Dahod, India
21 March 2006

Country life

A milk tanker on a dirt road – it’s a common sight in rural New Zealand, but one not usually associated with the countryside of India.

It is Sonal’s job to take care of
her family’s buffalo.
Thanks to a ground-breaking partnership between World Vision, a local Indian milk co-operative and the Indian government, twice a day milk tankers visit Paniya and five other villages in Dahod Area Development Programme (ADP).

Last year, World Vision trained families from the six villages to keep and milk buffalo. The milk co-operative and the Indian government invested substantially in the project, with the families making a small contribution and World Vision paying the rest. The government also provides free veterinary check-ups and free buffalo insurance.

Dairy farming is not a mechanised industry in this part of India – each family milks its animals by hand. The families of Paniya village have a total of 34 buffalo, each family involved in the project owning one or two animals.

§ **Instructions**
A. In the text about dairy farming in Dahod, how many buffalo do the families of Paniya village own altogether?
B. Write the next part of the text about dairy farming in Dahod, picking up after its last sentence.

(Boxed element entries)
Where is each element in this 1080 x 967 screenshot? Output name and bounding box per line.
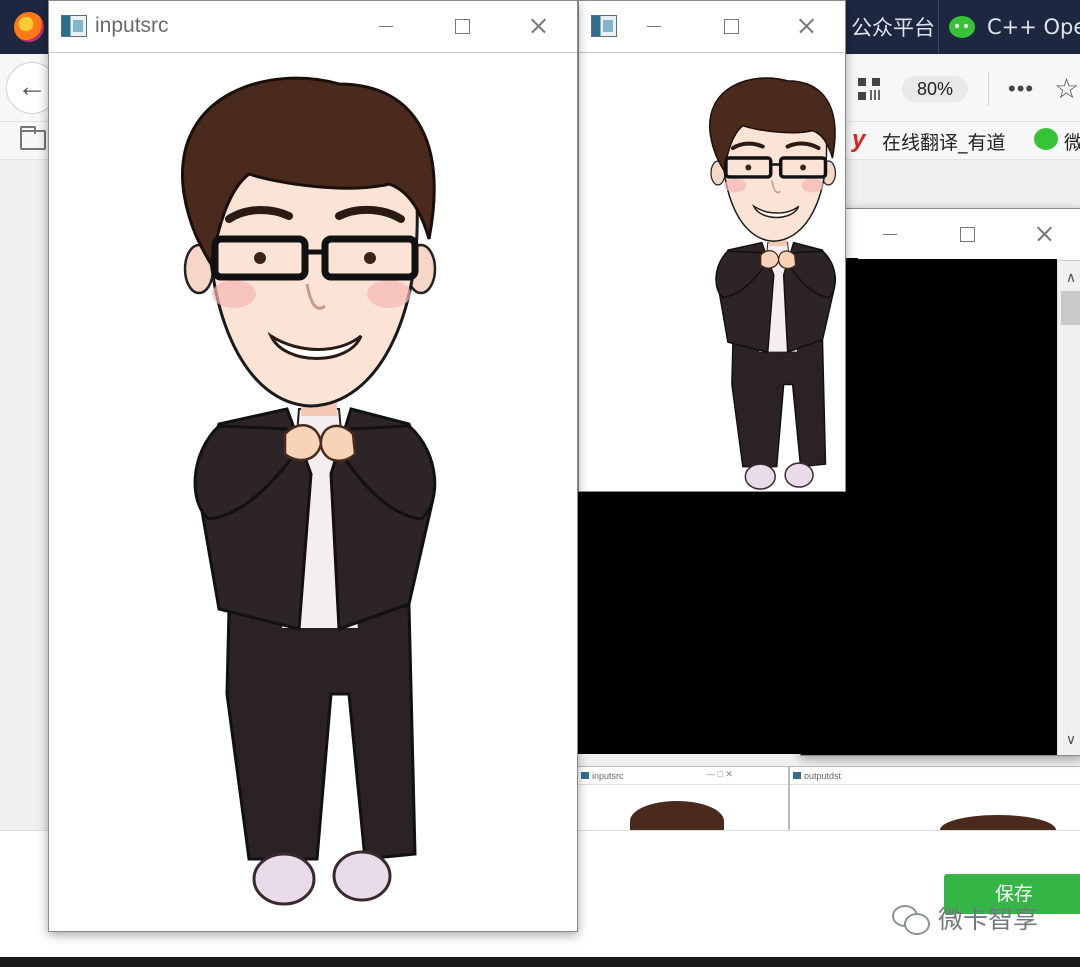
tab-label: C++ Ope [987,15,1080,39]
opencv-window-inputsrc[interactable]: inputsrc [48,0,578,932]
zoom-level-badge[interactable]: 80% [902,76,968,102]
vertical-scrollbar[interactable]: ∧ ∨ [1057,261,1080,755]
browser-tab-cpp-opencv[interactable]: C++ Ope [938,0,1080,54]
minimize-button[interactable] [371,11,401,41]
minimize-button[interactable] [875,219,905,249]
bookmark-youdao-translate[interactable]: 在线翻译_有道 [882,128,1006,155]
more-menu-icon[interactable]: ••• [1008,76,1034,102]
maximize-button[interactable] [447,11,477,41]
cartoon-person-small-image [707,75,838,491]
thumbnail-title: outputdst [790,767,1080,785]
tab-label: 公众平台 [851,16,935,40]
wechat-logo-icon [892,903,930,935]
scroll-up-icon[interactable]: ∧ [1058,265,1080,289]
window-titlebar[interactable] [579,1,845,53]
firefox-logo-icon[interactable] [14,12,44,42]
thumbnail-title: inputsrc [578,767,788,785]
minimize-button[interactable] [639,11,669,41]
window-title: inputsrc [95,14,169,37]
cartoon-person-image [49,54,577,932]
scroll-down-icon[interactable]: ∨ [1058,727,1080,751]
browser-tab-wechat-platform[interactable]: 公众平台 [840,0,938,54]
thumbnail-outputdst-window: outputdst [789,766,1080,836]
opencv-window-outputdst[interactable] [578,0,846,492]
bookmark-star-icon[interactable]: ☆ [1054,72,1079,105]
close-button[interactable] [1029,219,1059,249]
wechat-icon [1034,128,1058,150]
thumbnail-window-controls: — □ ✕ [706,769,733,779]
close-button[interactable] [523,11,553,41]
back-arrow-icon: ← [17,70,47,103]
maximize-button[interactable] [716,11,746,41]
opencv-window-icon [61,15,87,37]
folder-icon[interactable] [20,126,46,150]
watermark: 微卡智享 [892,900,1038,936]
maximize-button[interactable] [952,219,982,249]
wechat-icon [949,16,975,38]
close-button[interactable] [791,11,821,41]
watermark-text: 微卡智享 [938,905,1039,934]
youdao-icon: y [852,126,866,153]
toolbar-divider [988,72,989,106]
scrollbar-thumb[interactable] [1061,291,1080,325]
image-canvas [579,54,845,491]
opencv-window-icon [591,15,617,37]
qr-code-icon[interactable] [858,78,880,100]
bookmark-wechat[interactable]: 微 [1064,128,1080,155]
window-titlebar[interactable]: inputsrc [49,1,577,53]
image-canvas [49,54,577,931]
thumbnail-inputsrc-window: inputsrc — □ ✕ [577,766,789,836]
os-taskbar [0,957,1080,967]
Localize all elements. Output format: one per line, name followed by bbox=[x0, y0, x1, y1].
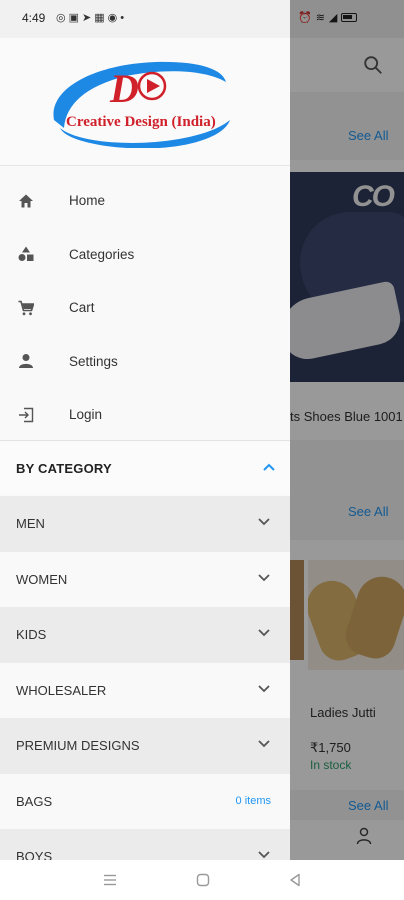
drawer-menu: Home Categories Cart Settings Login bbox=[0, 174, 290, 442]
back-button-icon[interactable] bbox=[287, 872, 303, 888]
category-item-kids[interactable]: KIDS bbox=[0, 607, 290, 663]
person-icon bbox=[17, 352, 35, 370]
category-name: KIDS bbox=[16, 627, 47, 643]
category-item-bags[interactable]: BAGS 0 items bbox=[0, 773, 290, 829]
messenger-icon: ◉ bbox=[107, 12, 121, 24]
category-name: PREMIUM DESIGNS bbox=[16, 738, 140, 754]
menu-item-login[interactable]: Login bbox=[0, 388, 290, 442]
menu-label: Cart bbox=[69, 300, 95, 316]
chevron-down-icon bbox=[258, 518, 270, 526]
navigation-drawer: D Creative Design (India) Home Categorie… bbox=[0, 38, 290, 860]
category-item-women[interactable]: WOMEN bbox=[0, 551, 290, 607]
category-name: MEN bbox=[16, 516, 45, 532]
system-navigation-bar bbox=[0, 860, 404, 900]
brand-logo: D Creative Design (India) bbox=[46, 58, 232, 148]
categories-icon bbox=[17, 245, 35, 263]
telegram-icon: ➤ bbox=[82, 12, 95, 24]
chevron-up-icon bbox=[263, 463, 275, 471]
status-bar: 4:49 ◎▣➤▦◉• ⏰≋◢ bbox=[0, 0, 404, 38]
category-name: WHOLESALER bbox=[16, 682, 107, 698]
image-icon: ▣ bbox=[68, 12, 83, 24]
notification-icons: ◎▣➤▦◉• bbox=[56, 11, 127, 24]
category-item-wholesaler[interactable]: WHOLESALER bbox=[0, 662, 290, 718]
recents-menu-icon[interactable] bbox=[102, 872, 118, 888]
by-category-toggle[interactable]: BY CATEGORY bbox=[0, 442, 290, 494]
whatsapp-icon: ◎ bbox=[56, 12, 69, 24]
chevron-down-icon bbox=[258, 740, 270, 748]
drawer-header: D Creative Design (India) bbox=[0, 38, 290, 166]
menu-item-settings[interactable]: Settings bbox=[0, 335, 290, 389]
category-name: BOYS bbox=[16, 849, 53, 860]
menu-label: Home bbox=[69, 193, 106, 209]
category-name: WOMEN bbox=[16, 571, 68, 587]
category-name: BAGS bbox=[16, 793, 53, 809]
brand-name: Creative Design (India) bbox=[66, 114, 216, 130]
category-list: MEN WOMEN KIDS WHOLESALER PREMIUM DESIGN… bbox=[0, 496, 290, 860]
category-item-boys[interactable]: BOYS bbox=[0, 829, 290, 860]
home-icon bbox=[17, 192, 35, 210]
login-icon bbox=[17, 406, 35, 424]
menu-label: Login bbox=[69, 407, 103, 423]
facebook-icon: ▦ bbox=[94, 12, 108, 24]
menu-item-cart[interactable]: Cart bbox=[0, 281, 290, 335]
menu-divider bbox=[0, 440, 290, 441]
chevron-down-icon bbox=[258, 629, 270, 637]
menu-item-home[interactable]: Home bbox=[0, 174, 290, 228]
menu-label: Settings bbox=[69, 353, 118, 369]
chevron-down-icon bbox=[258, 684, 270, 692]
clock: 4:49 bbox=[22, 11, 46, 25]
home-button-icon[interactable] bbox=[195, 872, 211, 888]
svg-text:D: D bbox=[109, 66, 139, 111]
menu-item-categories[interactable]: Categories bbox=[0, 228, 290, 282]
chevron-down-icon bbox=[258, 851, 270, 859]
chevron-down-icon bbox=[258, 573, 270, 581]
section-title: BY CATEGORY bbox=[16, 460, 112, 476]
menu-label: Categories bbox=[69, 246, 135, 262]
dot-icon: • bbox=[120, 12, 128, 24]
item-count-badge: 0 items bbox=[235, 795, 271, 808]
cart-icon bbox=[17, 299, 35, 317]
category-item-premium-designs[interactable]: PREMIUM DESIGNS bbox=[0, 718, 290, 774]
category-item-men[interactable]: MEN bbox=[0, 496, 290, 552]
logo-swoosh-icon: D bbox=[53, 61, 230, 148]
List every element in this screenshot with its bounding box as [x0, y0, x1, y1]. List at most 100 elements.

§ **Answers for this exercise**
A. 34 buffalo.

B.
Every morning and evening the tanker visits from the milk co-operative’s dairy factory, 12km away. As in New Zealand, farmers are paid on the fat content of the milk. Production in this village is 200 litres of milk a day.

Paniya’s village development committee has plans to streamline the process further, by using a computer to measure the fat content and keep extensive records.

Sonal is 15. She fits milking her family’s buffalo into her busy day of attending school, doing four hours of homework and cooking for her family. Sonal says the milk project “has made a big difference” to their lives.

Samy Satvedi, Dahod ADP manager, explains the difference the profits from selling milk are already making for the families involved. “The increase [in incomes] has made it possible for farmers to diversify their agriculture. Farmers are now able to buy quality seeds and even improve infrastructure in the village on their own,” he says.

The dairying project would not have achieved this level of success in such a short time if it were not part of a World Vision Area Development Programme – an integrated programme of development activities. It has benefited from improvements that have already taken place in the community.

The wells and lift irrigation schemes that World Vision has constructed in this village allow families to grow enough food for their animals. Income-generating activities and increased agricultural production have earned the families money to invest in things they need, such as the buffalo.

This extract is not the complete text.